Work to be completed
Reproduce all of the data that follows, character for character.

Records supplied
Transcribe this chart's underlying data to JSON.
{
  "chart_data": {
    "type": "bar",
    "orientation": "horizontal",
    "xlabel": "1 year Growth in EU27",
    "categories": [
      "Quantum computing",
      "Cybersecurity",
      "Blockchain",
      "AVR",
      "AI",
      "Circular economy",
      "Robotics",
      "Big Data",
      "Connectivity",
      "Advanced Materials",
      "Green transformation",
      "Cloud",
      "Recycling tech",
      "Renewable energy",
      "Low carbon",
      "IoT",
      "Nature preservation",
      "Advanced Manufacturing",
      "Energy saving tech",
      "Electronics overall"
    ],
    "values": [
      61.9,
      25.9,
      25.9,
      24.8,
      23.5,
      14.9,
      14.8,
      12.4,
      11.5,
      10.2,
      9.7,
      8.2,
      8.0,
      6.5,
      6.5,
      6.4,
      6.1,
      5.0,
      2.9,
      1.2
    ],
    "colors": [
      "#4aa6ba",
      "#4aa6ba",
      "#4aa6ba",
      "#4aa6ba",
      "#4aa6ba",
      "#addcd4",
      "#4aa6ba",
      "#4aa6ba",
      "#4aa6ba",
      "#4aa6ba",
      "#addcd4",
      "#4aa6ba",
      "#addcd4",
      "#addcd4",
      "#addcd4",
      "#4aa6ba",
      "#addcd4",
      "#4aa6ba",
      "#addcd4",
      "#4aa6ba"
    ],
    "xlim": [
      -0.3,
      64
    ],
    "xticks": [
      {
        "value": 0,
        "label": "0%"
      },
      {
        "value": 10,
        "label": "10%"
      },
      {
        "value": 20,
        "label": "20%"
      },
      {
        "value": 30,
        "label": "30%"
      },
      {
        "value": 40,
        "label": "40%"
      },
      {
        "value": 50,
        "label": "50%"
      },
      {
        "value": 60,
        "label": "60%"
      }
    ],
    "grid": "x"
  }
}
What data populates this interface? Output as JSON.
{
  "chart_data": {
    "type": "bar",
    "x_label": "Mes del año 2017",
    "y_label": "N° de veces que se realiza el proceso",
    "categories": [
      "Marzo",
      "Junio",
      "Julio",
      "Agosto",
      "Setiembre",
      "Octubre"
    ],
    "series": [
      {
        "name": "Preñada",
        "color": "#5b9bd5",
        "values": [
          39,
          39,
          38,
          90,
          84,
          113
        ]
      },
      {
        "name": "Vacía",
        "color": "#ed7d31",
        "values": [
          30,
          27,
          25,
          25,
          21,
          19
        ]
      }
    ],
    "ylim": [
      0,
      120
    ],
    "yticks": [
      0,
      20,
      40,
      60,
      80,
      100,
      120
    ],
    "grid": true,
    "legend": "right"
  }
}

Solution below
Transcribe this chart's underlying data to JSON.
{
  "chart_data": {
    "type": "bar",
    "orientation": "horizontal",
    "xlabel": "1 year Growth in EU27",
    "categories": [
      "Quantum computing",
      "Cybersecurity",
      "Blockchain",
      "AVR",
      "AI",
      "Circular economy",
      "Robotics",
      "Big Data",
      "Connectivity",
      "Advanced Materials",
      "Green transformation",
      "Cloud",
      "Recycling tech",
      "Renewable energy",
      "Low carbon",
      "IoT",
      "Nature preservation",
      "Advanced Manufacturing",
      "Energy saving tech",
      "Electronics overall"
    ],
    "values": [
      61.9,
      25.9,
      25.9,
      24.8,
      23.5,
      14.9,
      14.8,
      12.4,
      11.5,
      10.2,
      9.7,
      8.2,
      8.0,
      6.5,
      6.5,
      6.4,
      6.1,
      5.0,
      2.9,
      1.2
    ],
    "colors": [
      "#4aa6ba",
      "#4aa6ba",
      "#4aa6ba",
      "#4aa6ba",
      "#4aa6ba",
      "#addcd4",
      "#4aa6ba",
      "#4aa6ba",
      "#4aa6ba",
      "#4aa6ba",
      "#addcd4",
      "#4aa6ba",
      "#addcd4",
      "#addcd4",
      "#addcd4",
      "#4aa6ba",
      "#addcd4",
      "#4aa6ba",
      "#addcd4",
      "#4aa6ba"
    ],
    "xlim": [
      -0.3,
      64
    ],
    "xticks": [
      {
        "value": 0,
        "label": "0%"
      },
      {
        "value": 10,
        "label": "10%"
      },
      {
        "value": 20,
        "label": "20%"
      },
      {
        "value": 30,
        "label": "30%"
      },
      {
        "value": 40,
        "label": "40%"
      },
      {
        "value": 50,
        "label": "50%"
      },
      {
        "value": 60,
        "label": "60%"
      }
    ],
    "grid": "x"
  }
}
What data populates this interface? Output as JSON.
{
  "chart_data": {
    "type": "bar",
    "x_label": "Mes del año 2017",
    "y_label": "N° de veces que se realiza el proceso",
    "categories": [
      "Marzo",
      "Junio",
      "Julio",
      "Agosto",
      "Setiembre",
      "Octubre"
    ],
    "series": [
      {
        "name": "Preñada",
        "color": "#5b9bd5",
        "values": [
          39,
          39,
          38,
          90,
          84,
          113
        ]
      },
      {
        "name": "Vacía",
        "color": "#ed7d31",
        "values": [
          30,
          27,
          25,
          25,
          21,
          19
        ]
      }
    ],
    "ylim": [
      0,
      120
    ],
    "yticks": [
      0,
      20,
      40,
      60,
      80,
      100,
      120
    ],
    "grid": true,
    "legend": "right"
  }
}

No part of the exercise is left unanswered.